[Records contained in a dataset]

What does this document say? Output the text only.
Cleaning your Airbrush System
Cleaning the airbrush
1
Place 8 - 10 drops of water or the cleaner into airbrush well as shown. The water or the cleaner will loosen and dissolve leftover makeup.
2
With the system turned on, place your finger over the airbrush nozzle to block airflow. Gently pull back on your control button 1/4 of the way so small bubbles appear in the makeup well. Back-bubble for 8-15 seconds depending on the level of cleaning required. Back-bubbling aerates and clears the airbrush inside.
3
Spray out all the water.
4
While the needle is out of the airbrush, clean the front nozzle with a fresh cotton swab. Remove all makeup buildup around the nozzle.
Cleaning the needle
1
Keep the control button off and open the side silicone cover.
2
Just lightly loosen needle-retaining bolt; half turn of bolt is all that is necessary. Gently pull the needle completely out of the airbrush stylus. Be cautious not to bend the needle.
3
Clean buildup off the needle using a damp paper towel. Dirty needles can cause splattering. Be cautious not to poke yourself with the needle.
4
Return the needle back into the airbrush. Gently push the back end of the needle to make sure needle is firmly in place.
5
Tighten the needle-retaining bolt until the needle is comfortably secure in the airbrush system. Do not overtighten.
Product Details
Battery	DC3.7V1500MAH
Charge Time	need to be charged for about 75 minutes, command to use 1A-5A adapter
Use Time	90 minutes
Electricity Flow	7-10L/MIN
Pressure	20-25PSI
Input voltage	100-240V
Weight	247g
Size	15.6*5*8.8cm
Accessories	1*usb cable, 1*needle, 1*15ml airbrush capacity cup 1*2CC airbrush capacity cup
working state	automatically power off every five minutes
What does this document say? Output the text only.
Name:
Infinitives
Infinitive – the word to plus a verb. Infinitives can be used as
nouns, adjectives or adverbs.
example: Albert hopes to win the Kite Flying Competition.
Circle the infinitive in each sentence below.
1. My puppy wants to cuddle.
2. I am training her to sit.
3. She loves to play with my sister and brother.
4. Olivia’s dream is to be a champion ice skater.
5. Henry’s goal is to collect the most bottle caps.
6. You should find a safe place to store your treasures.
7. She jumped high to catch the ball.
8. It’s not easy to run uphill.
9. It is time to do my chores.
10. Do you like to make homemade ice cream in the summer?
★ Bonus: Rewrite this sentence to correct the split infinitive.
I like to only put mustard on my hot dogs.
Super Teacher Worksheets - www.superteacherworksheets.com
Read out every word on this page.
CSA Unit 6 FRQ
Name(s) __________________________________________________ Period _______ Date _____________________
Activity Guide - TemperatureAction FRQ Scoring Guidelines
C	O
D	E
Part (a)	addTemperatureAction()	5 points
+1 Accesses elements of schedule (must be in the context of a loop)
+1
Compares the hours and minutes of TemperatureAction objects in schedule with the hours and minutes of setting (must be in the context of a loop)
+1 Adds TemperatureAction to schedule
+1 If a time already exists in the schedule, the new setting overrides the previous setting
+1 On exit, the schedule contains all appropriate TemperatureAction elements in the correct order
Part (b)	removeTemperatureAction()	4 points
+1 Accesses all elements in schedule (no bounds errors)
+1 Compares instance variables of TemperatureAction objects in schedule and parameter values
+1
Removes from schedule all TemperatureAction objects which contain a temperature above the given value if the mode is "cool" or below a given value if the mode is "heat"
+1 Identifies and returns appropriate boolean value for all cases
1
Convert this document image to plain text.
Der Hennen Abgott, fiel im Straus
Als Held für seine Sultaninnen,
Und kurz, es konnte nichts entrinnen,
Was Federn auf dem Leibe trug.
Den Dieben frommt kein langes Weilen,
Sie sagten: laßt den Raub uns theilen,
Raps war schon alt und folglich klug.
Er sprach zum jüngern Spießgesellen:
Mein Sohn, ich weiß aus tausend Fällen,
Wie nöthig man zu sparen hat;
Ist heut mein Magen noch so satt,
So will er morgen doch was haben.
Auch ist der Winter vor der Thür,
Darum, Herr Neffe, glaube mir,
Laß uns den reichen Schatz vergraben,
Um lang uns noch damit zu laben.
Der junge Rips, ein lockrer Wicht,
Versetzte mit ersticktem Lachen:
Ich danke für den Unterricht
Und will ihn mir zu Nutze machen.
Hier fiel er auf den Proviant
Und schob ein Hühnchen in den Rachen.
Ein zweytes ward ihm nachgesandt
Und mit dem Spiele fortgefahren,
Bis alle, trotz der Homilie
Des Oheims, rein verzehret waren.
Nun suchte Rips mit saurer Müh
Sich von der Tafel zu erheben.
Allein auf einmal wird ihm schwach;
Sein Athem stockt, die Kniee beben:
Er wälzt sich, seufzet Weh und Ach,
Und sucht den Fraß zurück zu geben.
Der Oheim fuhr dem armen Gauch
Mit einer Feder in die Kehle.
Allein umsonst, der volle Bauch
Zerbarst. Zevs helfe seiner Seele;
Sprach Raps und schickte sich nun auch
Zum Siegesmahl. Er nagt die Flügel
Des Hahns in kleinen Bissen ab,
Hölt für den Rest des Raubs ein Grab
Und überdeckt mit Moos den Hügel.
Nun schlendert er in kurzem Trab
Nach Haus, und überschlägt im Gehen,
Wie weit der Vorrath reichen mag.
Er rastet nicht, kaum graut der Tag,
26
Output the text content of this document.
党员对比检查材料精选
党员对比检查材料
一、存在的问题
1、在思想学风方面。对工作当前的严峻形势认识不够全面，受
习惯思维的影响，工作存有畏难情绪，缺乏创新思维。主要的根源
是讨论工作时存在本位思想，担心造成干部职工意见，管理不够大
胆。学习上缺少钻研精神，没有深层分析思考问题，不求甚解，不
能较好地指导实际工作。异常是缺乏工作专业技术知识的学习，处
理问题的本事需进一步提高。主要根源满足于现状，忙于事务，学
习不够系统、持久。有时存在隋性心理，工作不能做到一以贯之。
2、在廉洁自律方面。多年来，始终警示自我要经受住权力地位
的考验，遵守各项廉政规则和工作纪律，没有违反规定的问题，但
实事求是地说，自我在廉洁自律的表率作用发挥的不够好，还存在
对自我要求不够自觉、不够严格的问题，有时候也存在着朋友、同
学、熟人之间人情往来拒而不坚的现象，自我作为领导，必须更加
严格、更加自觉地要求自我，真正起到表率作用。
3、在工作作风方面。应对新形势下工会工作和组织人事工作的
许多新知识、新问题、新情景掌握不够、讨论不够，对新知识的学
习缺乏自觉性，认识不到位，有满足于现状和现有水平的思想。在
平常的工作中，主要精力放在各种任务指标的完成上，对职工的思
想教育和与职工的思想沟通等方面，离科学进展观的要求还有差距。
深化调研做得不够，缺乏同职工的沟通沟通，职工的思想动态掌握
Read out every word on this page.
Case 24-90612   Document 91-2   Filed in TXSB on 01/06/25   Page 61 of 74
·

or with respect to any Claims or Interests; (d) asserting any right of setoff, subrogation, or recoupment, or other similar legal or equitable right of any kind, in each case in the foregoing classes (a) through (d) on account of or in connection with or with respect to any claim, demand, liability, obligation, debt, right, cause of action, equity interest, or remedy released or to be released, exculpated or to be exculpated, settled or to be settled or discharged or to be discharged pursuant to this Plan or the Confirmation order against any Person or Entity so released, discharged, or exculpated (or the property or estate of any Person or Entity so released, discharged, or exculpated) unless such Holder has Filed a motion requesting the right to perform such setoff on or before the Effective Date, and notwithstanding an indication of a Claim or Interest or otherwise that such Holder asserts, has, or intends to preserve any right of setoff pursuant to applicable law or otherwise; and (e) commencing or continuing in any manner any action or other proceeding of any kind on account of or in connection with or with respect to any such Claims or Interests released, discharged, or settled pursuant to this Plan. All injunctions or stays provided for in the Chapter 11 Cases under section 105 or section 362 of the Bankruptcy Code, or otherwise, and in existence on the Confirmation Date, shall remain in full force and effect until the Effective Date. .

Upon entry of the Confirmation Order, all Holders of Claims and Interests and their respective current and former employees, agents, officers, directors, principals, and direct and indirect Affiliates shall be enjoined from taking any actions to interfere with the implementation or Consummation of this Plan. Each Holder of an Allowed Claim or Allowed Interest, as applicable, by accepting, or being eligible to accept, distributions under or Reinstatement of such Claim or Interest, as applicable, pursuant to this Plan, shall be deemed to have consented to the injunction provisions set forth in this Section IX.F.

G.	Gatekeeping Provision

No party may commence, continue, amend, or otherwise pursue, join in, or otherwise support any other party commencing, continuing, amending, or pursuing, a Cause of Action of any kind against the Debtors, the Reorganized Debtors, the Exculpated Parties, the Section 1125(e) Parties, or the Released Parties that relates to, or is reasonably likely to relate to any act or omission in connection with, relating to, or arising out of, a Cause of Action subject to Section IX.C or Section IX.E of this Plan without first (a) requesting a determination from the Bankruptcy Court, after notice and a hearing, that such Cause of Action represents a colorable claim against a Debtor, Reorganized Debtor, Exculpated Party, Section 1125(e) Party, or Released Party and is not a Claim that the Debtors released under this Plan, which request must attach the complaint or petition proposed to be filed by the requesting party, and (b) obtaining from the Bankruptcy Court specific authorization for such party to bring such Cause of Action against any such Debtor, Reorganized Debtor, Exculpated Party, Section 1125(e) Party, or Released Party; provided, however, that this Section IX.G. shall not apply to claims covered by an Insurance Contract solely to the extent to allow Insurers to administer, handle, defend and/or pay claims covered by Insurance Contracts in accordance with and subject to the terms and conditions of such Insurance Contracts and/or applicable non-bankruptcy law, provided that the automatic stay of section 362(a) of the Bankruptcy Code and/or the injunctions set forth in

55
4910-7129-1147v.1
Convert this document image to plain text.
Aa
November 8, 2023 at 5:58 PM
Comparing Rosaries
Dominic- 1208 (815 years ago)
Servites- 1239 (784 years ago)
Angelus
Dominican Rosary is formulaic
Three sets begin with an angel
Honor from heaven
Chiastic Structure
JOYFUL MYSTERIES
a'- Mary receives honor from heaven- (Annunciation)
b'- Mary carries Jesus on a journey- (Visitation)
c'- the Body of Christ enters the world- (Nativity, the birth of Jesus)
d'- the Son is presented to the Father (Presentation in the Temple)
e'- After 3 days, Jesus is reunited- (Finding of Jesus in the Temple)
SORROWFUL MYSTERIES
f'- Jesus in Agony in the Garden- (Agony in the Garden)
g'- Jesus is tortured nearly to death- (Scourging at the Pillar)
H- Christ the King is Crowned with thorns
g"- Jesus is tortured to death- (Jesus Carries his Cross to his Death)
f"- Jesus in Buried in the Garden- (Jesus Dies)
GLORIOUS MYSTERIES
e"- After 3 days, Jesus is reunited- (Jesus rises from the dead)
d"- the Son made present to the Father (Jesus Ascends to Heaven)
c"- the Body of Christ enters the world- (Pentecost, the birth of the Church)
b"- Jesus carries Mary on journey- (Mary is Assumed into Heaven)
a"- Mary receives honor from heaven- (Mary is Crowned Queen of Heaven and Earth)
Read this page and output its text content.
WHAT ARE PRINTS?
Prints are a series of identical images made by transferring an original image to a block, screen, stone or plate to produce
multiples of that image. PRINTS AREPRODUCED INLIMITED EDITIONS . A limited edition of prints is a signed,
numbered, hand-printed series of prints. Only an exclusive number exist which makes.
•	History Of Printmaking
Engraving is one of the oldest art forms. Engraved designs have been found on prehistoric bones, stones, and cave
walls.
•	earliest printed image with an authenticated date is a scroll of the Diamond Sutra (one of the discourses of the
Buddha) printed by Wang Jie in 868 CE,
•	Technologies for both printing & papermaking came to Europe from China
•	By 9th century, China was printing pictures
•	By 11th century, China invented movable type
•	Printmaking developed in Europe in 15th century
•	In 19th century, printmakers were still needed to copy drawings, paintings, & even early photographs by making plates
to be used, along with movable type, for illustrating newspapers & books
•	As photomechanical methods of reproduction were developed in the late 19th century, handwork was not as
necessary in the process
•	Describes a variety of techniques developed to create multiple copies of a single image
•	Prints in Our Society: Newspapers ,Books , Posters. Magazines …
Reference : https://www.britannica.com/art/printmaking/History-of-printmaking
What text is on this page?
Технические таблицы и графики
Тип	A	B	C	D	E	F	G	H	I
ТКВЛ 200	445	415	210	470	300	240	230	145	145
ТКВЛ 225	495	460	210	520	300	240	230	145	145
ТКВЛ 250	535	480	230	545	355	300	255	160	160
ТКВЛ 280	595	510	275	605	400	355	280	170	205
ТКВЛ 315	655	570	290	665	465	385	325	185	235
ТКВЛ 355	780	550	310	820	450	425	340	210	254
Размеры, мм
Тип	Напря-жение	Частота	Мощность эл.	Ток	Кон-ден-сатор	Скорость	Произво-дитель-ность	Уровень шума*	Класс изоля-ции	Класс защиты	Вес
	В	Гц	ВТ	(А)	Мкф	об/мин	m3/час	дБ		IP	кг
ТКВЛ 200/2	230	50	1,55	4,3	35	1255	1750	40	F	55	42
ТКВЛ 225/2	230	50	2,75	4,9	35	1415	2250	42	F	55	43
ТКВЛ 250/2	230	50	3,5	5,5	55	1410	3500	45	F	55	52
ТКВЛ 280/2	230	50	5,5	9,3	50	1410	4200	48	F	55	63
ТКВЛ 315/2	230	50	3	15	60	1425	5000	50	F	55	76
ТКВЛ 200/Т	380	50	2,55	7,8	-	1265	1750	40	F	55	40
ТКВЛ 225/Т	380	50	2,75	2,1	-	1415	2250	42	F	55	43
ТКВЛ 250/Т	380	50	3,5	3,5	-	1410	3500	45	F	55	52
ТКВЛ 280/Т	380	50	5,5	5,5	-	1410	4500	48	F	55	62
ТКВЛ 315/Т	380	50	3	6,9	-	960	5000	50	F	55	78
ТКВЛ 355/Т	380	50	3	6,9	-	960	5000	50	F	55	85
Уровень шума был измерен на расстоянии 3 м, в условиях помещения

# [Work to do]
Copy out each line of the listing that holds "reichen".

# [Problem solution]
Laß uns den reichen Schatz vergraben,
Wie weit der Vorrath reichen mag.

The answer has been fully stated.